++++ Material provided ++++

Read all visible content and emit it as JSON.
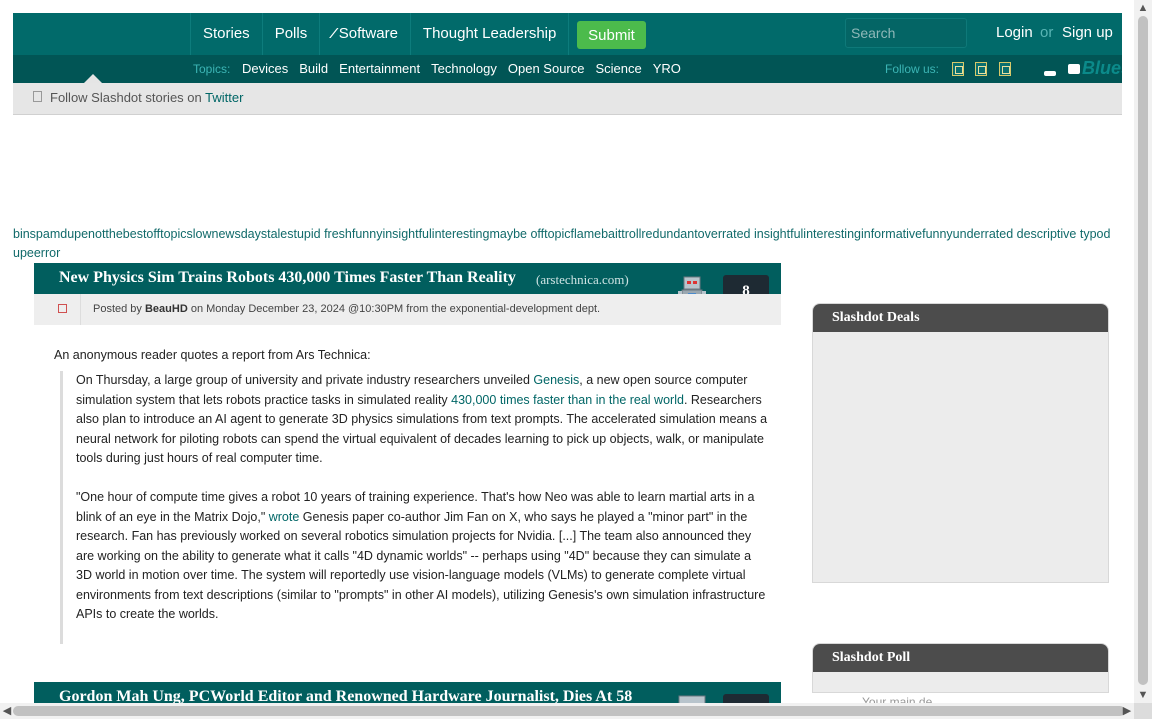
{
  "nav": {
    "items": [
      "Stories",
      "Polls",
      "Software",
      "Thought Leadership"
    ],
    "submit_label": "Submit",
    "search_placeholder": "Search",
    "login_label": "Login",
    "or_label": "or",
    "signup_label": "Sign up"
  },
  "topics": {
    "label": "Topics:",
    "items": [
      "Devices",
      "Build",
      "Entertainment",
      "Technology",
      "Open Source",
      "Science",
      "YRO"
    ],
    "follow_label": "Follow us:",
    "bluesky_label": "Blues"
  },
  "follow_bar": {
    "text": "Follow Slashdot stories on",
    "link": "Twitter"
  },
  "filters": "binspamdupenotthebestofftopicslownewsdaystalestupid freshfunnyinsightfulinterestingmaybe offtopicflamebaittrollredundantoverrated insightfulinterestinginformativefunnyunderrated descriptive typodupeerror",
  "story1": {
    "title": "New Physics Sim Trains Robots 430,000 Times Faster Than Reality",
    "source": "(arstechnica.com)",
    "comments": "8",
    "posted_prefix": "Posted by",
    "author": "BeauHD",
    "posted_date": "on Monday December 23, 2024 @10:30PM",
    "dept": "from the exponential-development dept.",
    "intro": "An anonymous reader quotes a report from Ars Technica:",
    "p1_a": "On Thursday, a large group of university and private industry researchers unveiled ",
    "p1_link1": "Genesis",
    "p1_b": ", a new open source computer simulation system that lets robots practice tasks in simulated reality ",
    "p1_link2": "430,000 times faster than in the real world",
    "p1_c": ". Researchers also plan to introduce an AI agent to generate 3D physics simulations from text prompts. The accelerated simulation means a neural network for piloting robots can spend the virtual equivalent of decades learning to pick up objects, walk, or manipulate tools during just hours of real computer time.",
    "p2_a": "\"One hour of compute time gives a robot 10 years of training experience. That's how Neo was able to learn martial arts in a blink of an eye in the Matrix Dojo,\" ",
    "p2_link": "wrote",
    "p2_b": " Genesis paper co-author Jim Fan on X, who says he played a \"minor part\" in the research. Fan has previously worked on several robotics simulation projects for Nvidia. [...] The team also announced they are working on the ability to generate what it calls \"4D dynamic worlds\" -- perhaps using \"4D\" because they can simulate a 3D world in motion over time. The system will reportedly use vision-language models (VLMs) to generate complete virtual environments from text descriptions (similar to \"prompts\" in other AI models), utilizing Genesis's own simulation infrastructure APIs to create the worlds."
  },
  "story2": {
    "title": "Gordon Mah Ung, PCWorld Editor and Renowned Hardware Journalist, Dies At 58"
  },
  "sidebar": {
    "deals_title": "Slashdot Deals",
    "poll_title": "Slashdot Poll",
    "poll_question": "Your main de..."
  },
  "colors": {
    "header": "#016a6a",
    "topics_bar": "#015555",
    "submit": "#4cbb4c",
    "story_head": "#015e5e",
    "sidebar_head": "#4c4c4c"
  }
}
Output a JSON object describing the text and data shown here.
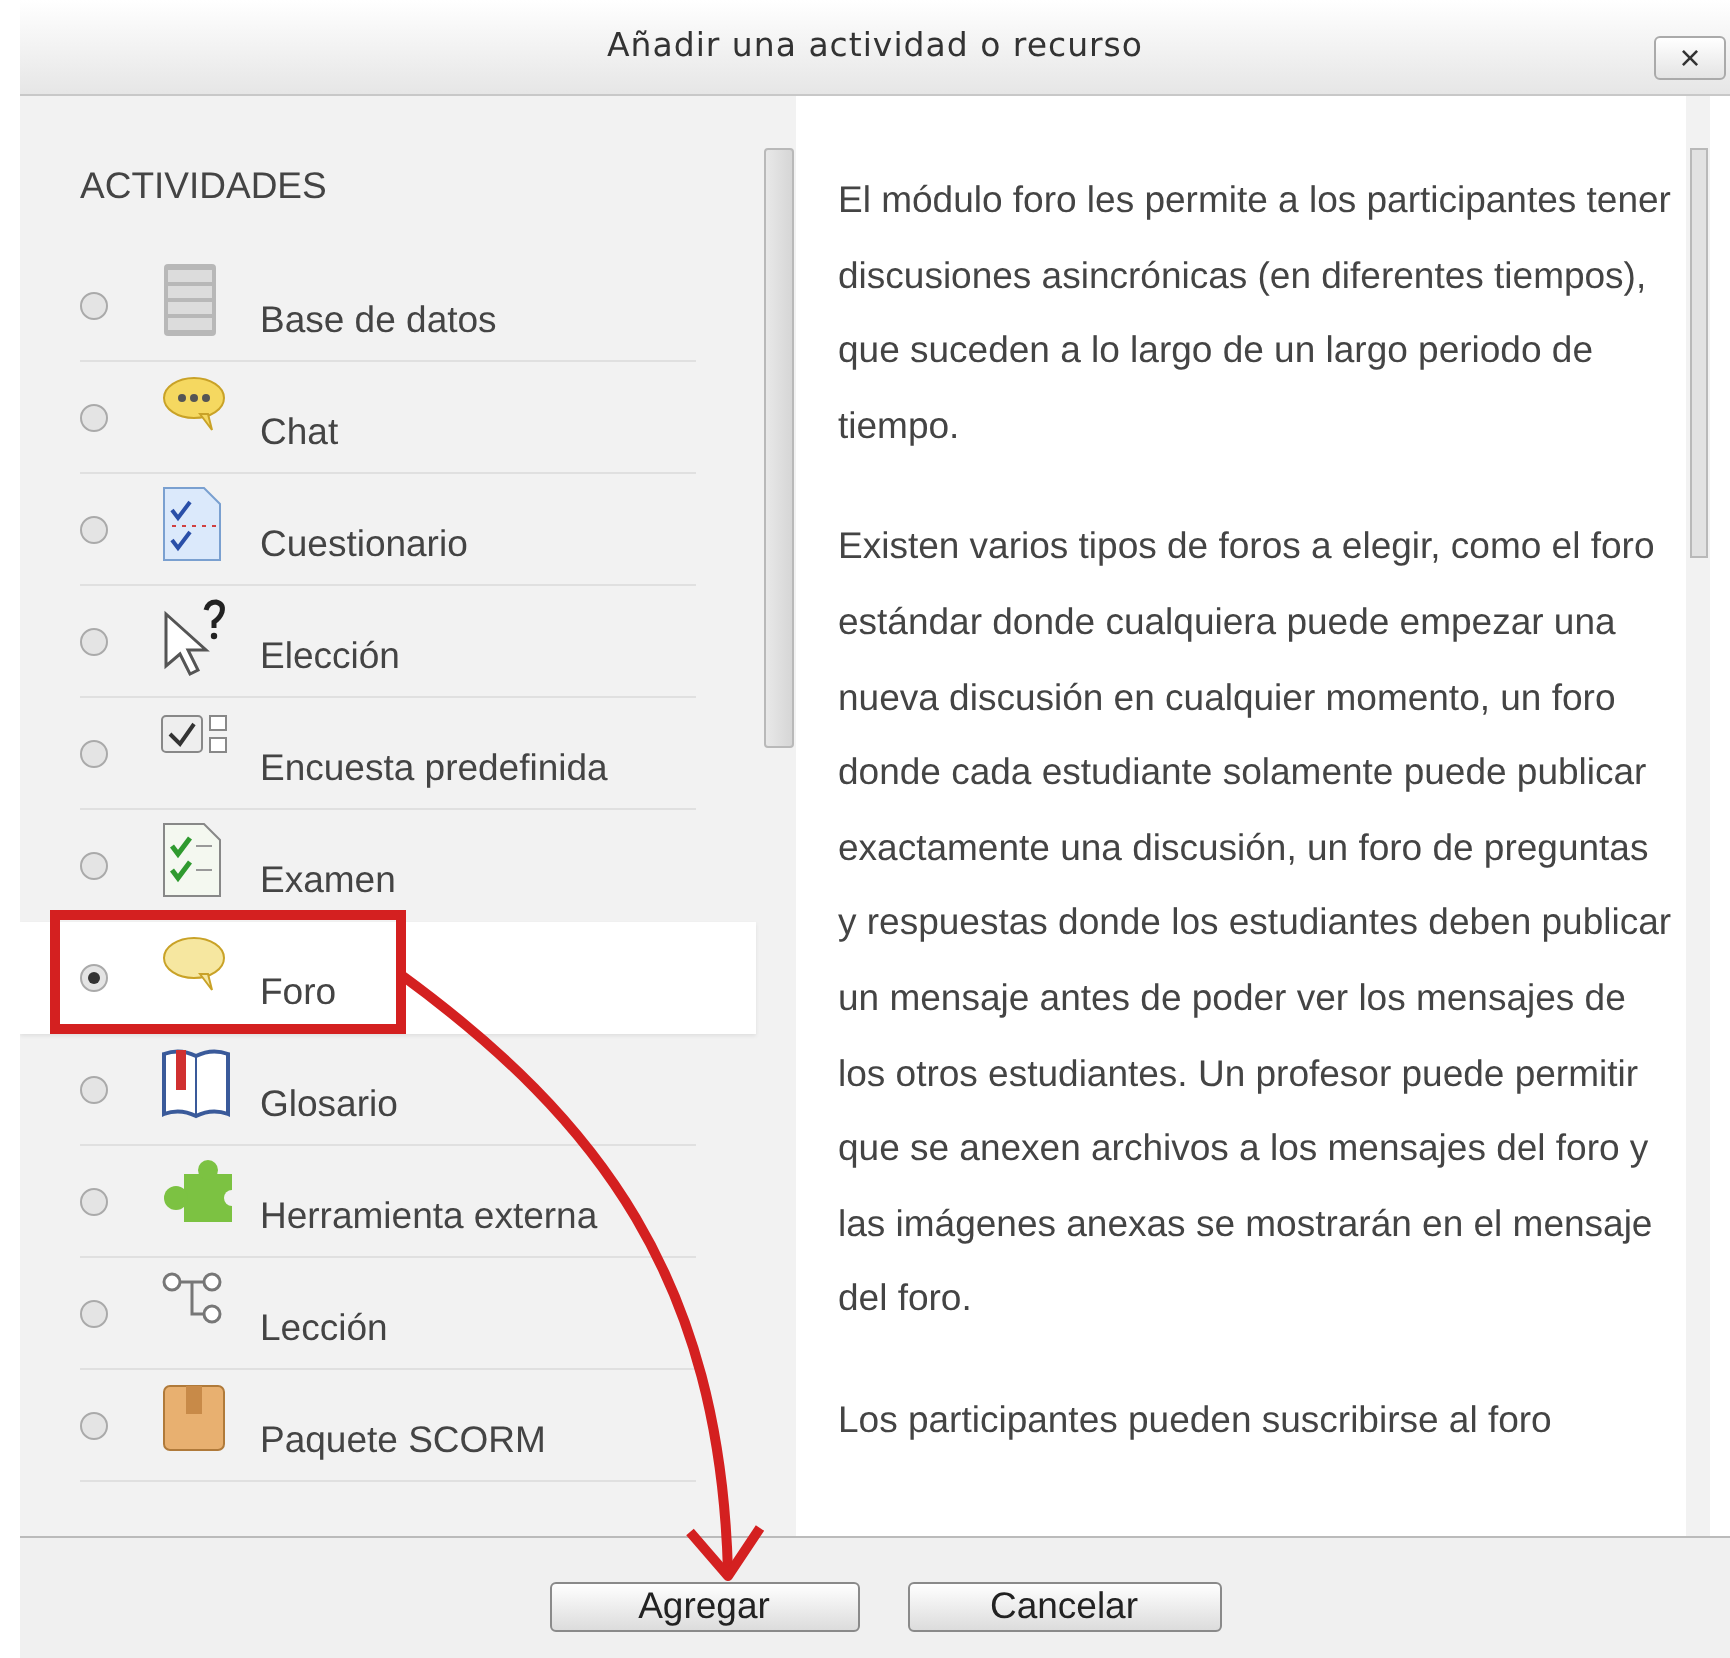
{
  "window": {
    "title": "Añadir una actividad o recurso",
    "close": "×"
  },
  "activities": {
    "heading": "ACTIVIDADES",
    "items": [
      {
        "label": "Base de datos",
        "selected": false
      },
      {
        "label": "Chat",
        "selected": false
      },
      {
        "label": "Cuestionario",
        "selected": false
      },
      {
        "label": "Elección",
        "selected": false
      },
      {
        "label": "Encuesta predefinida",
        "selected": false
      },
      {
        "label": "Examen",
        "selected": false
      },
      {
        "label": "Foro",
        "selected": true
      },
      {
        "label": "Glosario",
        "selected": false
      },
      {
        "label": "Herramienta externa",
        "selected": false
      },
      {
        "label": "Lección",
        "selected": false
      },
      {
        "label": "Paquete SCORM",
        "selected": false
      }
    ]
  },
  "description": [
    "El módulo foro les permite a los participantes tener discusiones asincrónicas (en diferentes tiempos), que suceden a lo largo de un largo periodo de tiempo.",
    "Existen varios tipos de foros a elegir, como el foro estándar donde cualquiera puede empezar una nueva discusión en cualquier momento, un foro donde cada estudiante solamente puede publicar exactamente una discusión, un foro de preguntas y respuestas donde los estudiantes deben publicar un mensaje antes de poder ver los mensajes de los otros estudiantes. Un profesor puede permitir que se anexen archivos a los mensajes del foro y las imágenes anexas se mostrarán en el mensaje del foro.",
    "Los participantes pueden suscribirse al foro"
  ],
  "buttons": [
    "Agregar",
    "Cancelar"
  ]
}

++++

* _What you are asked to do_: Word for word, set down every record, keeping the images out.

* _Solution_:
Read all visible content and emit it as JSON.
{
  "nav": {
    "items": [
      "Stories",
      "Polls",
      "Software",
      "Thought Leadership"
    ],
    "submit_label": "Submit",
    "search_placeholder": "Search",
    "login_label": "Login",
    "or_label": "or",
    "signup_label": "Sign up"
  },
  "topics": {
    "label": "Topics:",
    "items": [
      "Devices",
      "Build",
      "Entertainment",
      "Technology",
      "Open Source",
      "Science",
      "YRO"
    ],
    "follow_label": "Follow us:",
    "bluesky_label": "Blues"
  },
  "follow_bar": {
    "text": "Follow Slashdot stories on",
    "link": "Twitter"
  },
  "filters": "binspamdupenotthebestofftopicslownewsdaystalestupid freshfunnyinsightfulinterestingmaybe offtopicflamebaittrollredundantoverrated insightfulinterestinginformativefunnyunderrated descriptive typodupeerror",
  "story1": {
    "title": "New Physics Sim Trains Robots 430,000 Times Faster Than Reality",
    "source": "(arstechnica.com)",
    "comments": "8",
    "posted_prefix": "Posted by",
    "author": "BeauHD",
    "posted_date": "on Monday December 23, 2024 @10:30PM",
    "dept": "from the exponential-development dept.",
    "intro": "An anonymous reader quotes a report from Ars Technica:",
    "p1_a": "On Thursday, a large group of university and private industry researchers unveiled ",
    "p1_link1": "Genesis",
    "p1_b": ", a new open source computer simulation system that lets robots practice tasks in simulated reality ",
    "p1_link2": "430,000 times faster than in the real world",
    "p1_c": ". Researchers also plan to introduce an AI agent to generate 3D physics simulations from text prompts. The accelerated simulation means a neural network for piloting robots can spend the virtual equivalent of decades learning to pick up objects, walk, or manipulate tools during just hours of real computer time.",
    "p2_a": "\"One hour of compute time gives a robot 10 years of training experience. That's how Neo was able to learn martial arts in a blink of an eye in the Matrix Dojo,\" ",
    "p2_link": "wrote",
    "p2_b": " Genesis paper co-author Jim Fan on X, who says he played a \"minor part\" in the research. Fan has previously worked on several robotics simulation projects for Nvidia. [...] The team also announced they are working on the ability to generate what it calls \"4D dynamic worlds\" -- perhaps using \"4D\" because they can simulate a 3D world in motion over time. The system will reportedly use vision-language models (VLMs) to generate complete virtual environments from text descriptions (similar to \"prompts\" in other AI models), utilizing Genesis's own simulation infrastructure APIs to create the worlds."
  },
  "story2": {
    "title": "Gordon Mah Ung, PCWorld Editor and Renowned Hardware Journalist, Dies At 58"
  },
  "sidebar": {
    "deals_title": "Slashdot Deals",
    "poll_title": "Slashdot Poll",
    "poll_question": "Your main de..."
  },
  "colors": {
    "header": "#016a6a",
    "topics_bar": "#015555",
    "submit": "#4cbb4c",
    "story_head": "#015e5e",
    "sidebar_head": "#4c4c4c"
  }
}
Output a JSON object describing the text and data shown here.
{
  "window": {
    "title": "Añadir una actividad o recurso",
    "close": "×"
  },
  "activities": {
    "heading": "ACTIVIDADES",
    "items": [
      {
        "label": "Base de datos",
        "selected": false
      },
      {
        "label": "Chat",
        "selected": false
      },
      {
        "label": "Cuestionario",
        "selected": false
      },
      {
        "label": "Elección",
        "selected": false
      },
      {
        "label": "Encuesta predefinida",
        "selected": false
      },
      {
        "label": "Examen",
        "selected": false
      },
      {
        "label": "Foro",
        "selected": true
      },
      {
        "label": "Glosario",
        "selected": false
      },
      {
        "label": "Herramienta externa",
        "selected": false
      },
      {
        "label": "Lección",
        "selected": false
      },
      {
        "label": "Paquete SCORM",
        "selected": false
      }
    ]
  },
  "description": [
    "El módulo foro les permite a los participantes tener discusiones asincrónicas (en diferentes tiempos), que suceden a lo largo de un largo periodo de tiempo.",
    "Existen varios tipos de foros a elegir, como el foro estándar donde cualquiera puede empezar una nueva discusión en cualquier momento, un foro donde cada estudiante solamente puede publicar exactamente una discusión, un foro de preguntas y respuestas donde los estudiantes deben publicar un mensaje antes de poder ver los mensajes de los otros estudiantes. Un profesor puede permitir que se anexen archivos a los mensajes del foro y las imágenes anexas se mostrarán en el mensaje del foro.",
    "Los participantes pueden suscribirse al foro"
  ],
  "buttons": [
    "Agregar",
    "Cancelar"
  ]
}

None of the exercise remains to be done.